▸ DESCRIPTION OF THE TASK: Using the data below, determine the number of lines that include the string "Women". Write only that number.

○ ○ ○ ○

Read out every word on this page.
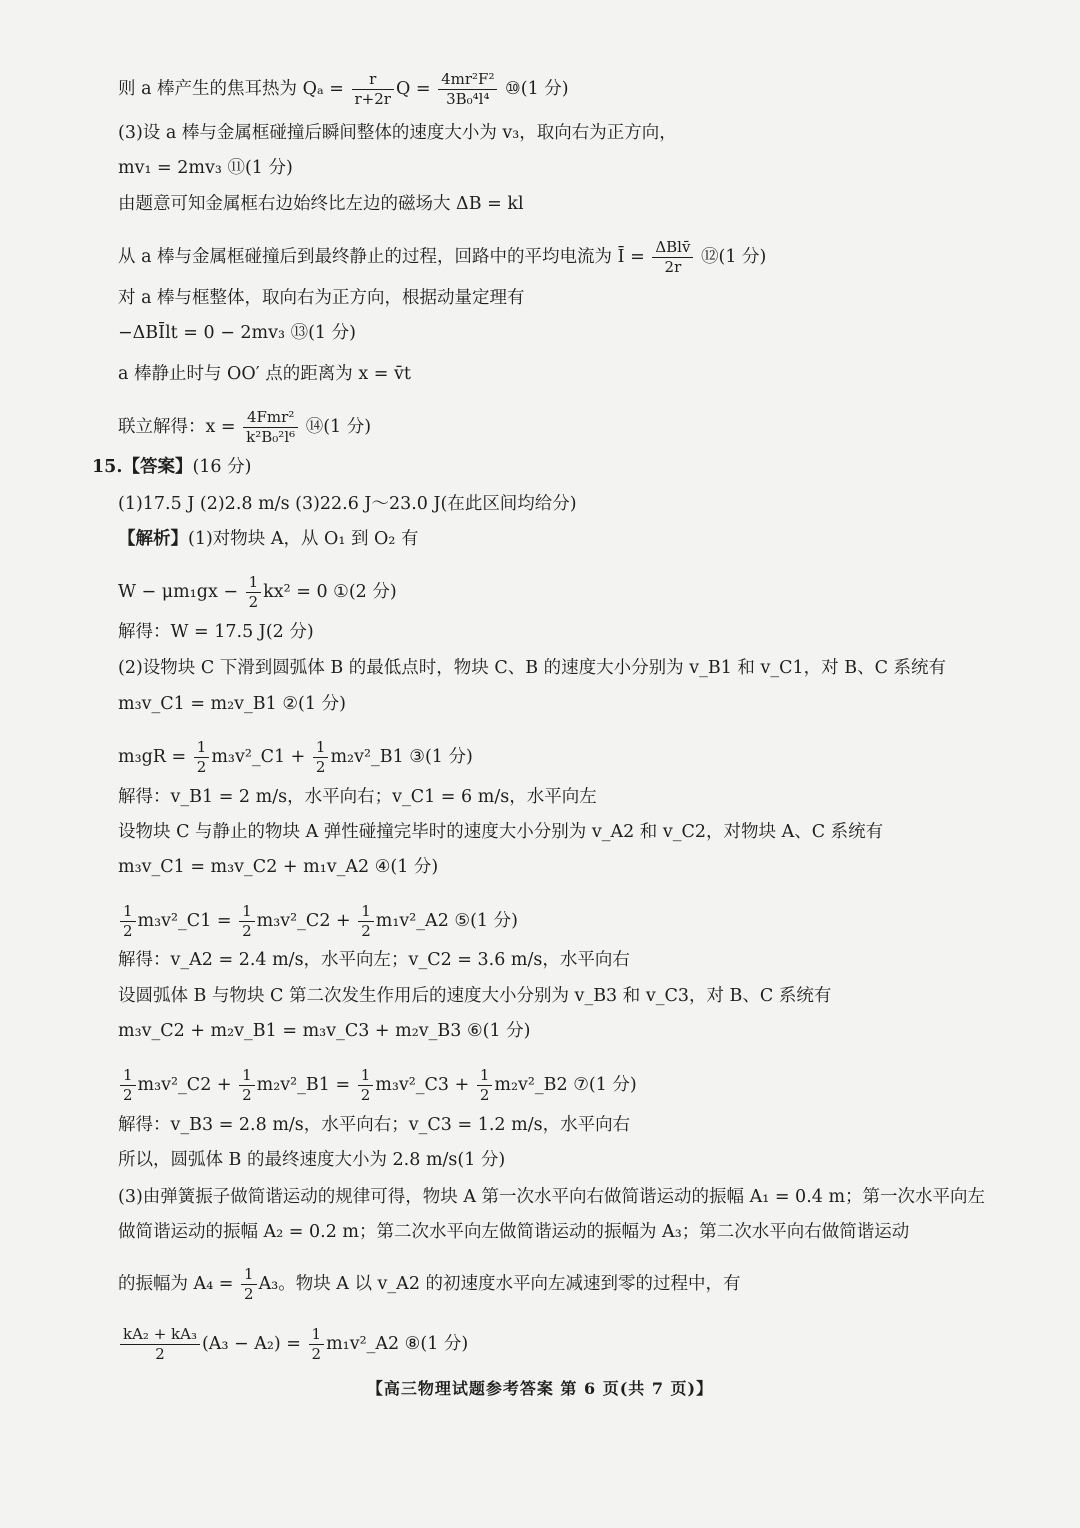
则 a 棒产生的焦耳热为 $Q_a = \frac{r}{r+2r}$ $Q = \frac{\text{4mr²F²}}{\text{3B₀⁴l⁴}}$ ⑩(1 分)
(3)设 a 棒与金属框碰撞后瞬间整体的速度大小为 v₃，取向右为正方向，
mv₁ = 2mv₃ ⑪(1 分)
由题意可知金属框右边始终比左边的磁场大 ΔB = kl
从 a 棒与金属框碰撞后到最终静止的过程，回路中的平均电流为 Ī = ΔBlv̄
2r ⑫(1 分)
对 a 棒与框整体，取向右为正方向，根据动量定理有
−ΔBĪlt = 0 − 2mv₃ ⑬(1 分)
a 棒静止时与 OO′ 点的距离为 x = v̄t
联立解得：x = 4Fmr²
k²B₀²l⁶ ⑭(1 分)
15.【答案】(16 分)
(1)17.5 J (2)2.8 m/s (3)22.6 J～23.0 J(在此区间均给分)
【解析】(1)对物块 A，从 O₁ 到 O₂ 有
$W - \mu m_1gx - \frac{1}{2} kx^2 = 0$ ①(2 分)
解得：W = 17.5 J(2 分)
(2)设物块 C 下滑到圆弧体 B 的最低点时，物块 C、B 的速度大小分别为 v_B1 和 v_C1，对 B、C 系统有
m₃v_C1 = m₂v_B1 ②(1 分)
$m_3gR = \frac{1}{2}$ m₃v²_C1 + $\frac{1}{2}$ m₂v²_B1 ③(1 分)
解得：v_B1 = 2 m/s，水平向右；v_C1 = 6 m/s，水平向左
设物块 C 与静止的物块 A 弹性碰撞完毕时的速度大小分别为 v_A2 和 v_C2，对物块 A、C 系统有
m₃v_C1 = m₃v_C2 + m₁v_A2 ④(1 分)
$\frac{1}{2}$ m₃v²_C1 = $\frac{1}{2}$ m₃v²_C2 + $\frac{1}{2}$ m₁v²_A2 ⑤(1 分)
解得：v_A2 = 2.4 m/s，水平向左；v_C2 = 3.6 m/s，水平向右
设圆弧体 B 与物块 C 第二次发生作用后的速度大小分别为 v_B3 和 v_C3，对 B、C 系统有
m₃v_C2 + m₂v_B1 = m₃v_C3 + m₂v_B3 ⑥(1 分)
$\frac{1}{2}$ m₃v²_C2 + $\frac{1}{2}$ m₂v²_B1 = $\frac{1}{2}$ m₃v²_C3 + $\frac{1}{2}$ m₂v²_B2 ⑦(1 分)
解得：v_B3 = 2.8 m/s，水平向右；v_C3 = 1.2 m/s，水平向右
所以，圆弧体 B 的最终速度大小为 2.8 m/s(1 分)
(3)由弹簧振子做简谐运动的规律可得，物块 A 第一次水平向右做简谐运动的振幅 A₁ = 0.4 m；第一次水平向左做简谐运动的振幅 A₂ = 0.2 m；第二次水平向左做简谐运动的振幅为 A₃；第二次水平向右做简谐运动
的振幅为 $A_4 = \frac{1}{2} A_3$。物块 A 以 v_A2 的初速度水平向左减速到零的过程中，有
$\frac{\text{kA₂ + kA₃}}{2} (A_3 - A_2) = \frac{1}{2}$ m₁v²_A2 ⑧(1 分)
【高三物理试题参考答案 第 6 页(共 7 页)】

○ ○ ○ ○

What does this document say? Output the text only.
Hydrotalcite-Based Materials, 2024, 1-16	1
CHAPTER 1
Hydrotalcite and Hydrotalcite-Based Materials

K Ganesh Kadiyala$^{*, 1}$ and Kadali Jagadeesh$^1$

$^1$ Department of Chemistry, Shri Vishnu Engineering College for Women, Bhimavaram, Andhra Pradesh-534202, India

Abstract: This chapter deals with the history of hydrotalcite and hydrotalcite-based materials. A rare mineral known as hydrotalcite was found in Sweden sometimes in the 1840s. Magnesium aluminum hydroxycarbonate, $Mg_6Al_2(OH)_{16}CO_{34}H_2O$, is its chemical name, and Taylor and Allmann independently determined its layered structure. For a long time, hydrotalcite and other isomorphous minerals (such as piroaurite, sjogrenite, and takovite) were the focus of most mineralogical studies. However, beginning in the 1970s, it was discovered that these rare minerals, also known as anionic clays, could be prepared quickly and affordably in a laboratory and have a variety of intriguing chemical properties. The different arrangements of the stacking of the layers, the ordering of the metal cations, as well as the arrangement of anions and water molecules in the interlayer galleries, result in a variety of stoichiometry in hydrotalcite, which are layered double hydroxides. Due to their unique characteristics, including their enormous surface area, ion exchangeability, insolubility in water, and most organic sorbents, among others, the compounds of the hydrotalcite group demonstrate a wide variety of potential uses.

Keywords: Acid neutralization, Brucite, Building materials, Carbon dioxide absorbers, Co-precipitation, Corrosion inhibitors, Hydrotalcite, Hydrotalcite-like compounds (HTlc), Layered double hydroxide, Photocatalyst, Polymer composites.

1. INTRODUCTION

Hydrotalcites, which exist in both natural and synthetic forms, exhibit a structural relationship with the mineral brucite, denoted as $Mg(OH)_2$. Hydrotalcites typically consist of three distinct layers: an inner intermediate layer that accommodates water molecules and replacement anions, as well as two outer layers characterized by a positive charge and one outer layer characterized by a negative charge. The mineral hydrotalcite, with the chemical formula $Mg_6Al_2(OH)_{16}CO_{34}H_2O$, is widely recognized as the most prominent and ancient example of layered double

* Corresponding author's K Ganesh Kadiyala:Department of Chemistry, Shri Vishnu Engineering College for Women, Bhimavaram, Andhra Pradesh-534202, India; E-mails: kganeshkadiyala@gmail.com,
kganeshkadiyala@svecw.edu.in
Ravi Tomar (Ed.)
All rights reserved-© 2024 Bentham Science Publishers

○ ○ ○ ○

▸ FINISHED EXERCISE: 2